[START Data supplied]

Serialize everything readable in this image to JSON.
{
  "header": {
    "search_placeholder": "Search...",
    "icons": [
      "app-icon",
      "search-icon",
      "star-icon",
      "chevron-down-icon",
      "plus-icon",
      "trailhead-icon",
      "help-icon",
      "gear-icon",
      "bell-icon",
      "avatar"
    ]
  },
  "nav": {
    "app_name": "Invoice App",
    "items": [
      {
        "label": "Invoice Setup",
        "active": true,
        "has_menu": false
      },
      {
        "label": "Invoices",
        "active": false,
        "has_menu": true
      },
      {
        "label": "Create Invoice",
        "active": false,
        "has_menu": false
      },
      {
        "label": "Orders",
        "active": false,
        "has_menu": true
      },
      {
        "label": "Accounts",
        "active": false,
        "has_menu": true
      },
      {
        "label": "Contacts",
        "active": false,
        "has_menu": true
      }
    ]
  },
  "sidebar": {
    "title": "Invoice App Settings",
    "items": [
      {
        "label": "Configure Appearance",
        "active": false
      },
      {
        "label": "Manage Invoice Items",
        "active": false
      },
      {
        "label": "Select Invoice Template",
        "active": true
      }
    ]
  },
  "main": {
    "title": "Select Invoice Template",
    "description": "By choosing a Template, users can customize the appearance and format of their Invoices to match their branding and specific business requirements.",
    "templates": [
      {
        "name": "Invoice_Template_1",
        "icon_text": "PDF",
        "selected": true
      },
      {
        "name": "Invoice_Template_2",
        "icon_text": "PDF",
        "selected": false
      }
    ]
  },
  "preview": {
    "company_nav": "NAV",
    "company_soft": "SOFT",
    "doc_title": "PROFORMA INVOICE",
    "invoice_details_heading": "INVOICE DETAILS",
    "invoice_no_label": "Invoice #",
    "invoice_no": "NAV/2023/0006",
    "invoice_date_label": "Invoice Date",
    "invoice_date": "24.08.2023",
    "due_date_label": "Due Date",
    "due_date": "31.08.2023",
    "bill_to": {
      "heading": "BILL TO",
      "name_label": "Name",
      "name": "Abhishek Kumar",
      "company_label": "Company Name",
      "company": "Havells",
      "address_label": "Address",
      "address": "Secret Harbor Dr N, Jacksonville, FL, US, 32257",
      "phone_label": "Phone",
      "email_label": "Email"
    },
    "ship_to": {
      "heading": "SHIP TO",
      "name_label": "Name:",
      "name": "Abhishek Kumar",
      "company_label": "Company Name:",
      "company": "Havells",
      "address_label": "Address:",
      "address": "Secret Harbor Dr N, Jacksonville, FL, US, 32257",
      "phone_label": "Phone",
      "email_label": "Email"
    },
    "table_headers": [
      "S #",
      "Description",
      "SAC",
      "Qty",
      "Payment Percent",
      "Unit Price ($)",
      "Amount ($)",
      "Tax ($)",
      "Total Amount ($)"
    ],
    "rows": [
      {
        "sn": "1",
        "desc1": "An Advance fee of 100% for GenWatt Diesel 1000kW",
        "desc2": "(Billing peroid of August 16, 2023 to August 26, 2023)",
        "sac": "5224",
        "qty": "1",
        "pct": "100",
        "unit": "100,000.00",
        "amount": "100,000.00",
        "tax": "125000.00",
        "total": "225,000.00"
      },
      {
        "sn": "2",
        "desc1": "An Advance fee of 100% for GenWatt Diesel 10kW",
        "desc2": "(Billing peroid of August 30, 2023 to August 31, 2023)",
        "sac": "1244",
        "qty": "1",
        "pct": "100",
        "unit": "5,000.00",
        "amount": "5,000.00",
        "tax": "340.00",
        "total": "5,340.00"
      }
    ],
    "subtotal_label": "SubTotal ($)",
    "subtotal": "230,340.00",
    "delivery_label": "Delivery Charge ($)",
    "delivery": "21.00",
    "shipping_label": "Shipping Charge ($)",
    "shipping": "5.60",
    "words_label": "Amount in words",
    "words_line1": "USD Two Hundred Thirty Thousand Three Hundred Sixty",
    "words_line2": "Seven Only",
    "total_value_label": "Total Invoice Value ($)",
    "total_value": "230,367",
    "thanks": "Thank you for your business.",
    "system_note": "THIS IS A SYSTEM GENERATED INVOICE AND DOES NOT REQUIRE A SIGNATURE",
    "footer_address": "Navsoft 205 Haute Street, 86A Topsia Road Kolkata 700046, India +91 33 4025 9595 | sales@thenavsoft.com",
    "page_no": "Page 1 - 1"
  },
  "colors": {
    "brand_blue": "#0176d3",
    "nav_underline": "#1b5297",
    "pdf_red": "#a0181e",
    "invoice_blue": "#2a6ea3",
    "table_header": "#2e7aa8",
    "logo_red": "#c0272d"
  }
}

[END Data supplied]

:: Direction ::
From the listing, copy every line where the string "peroid" appears.

:: Right answer ::
        "desc2": "(Billing peroid of August 16, 2023 to August 26, 2023)",
        "desc2": "(Billing peroid of August 30, 2023 to August 31, 2023)",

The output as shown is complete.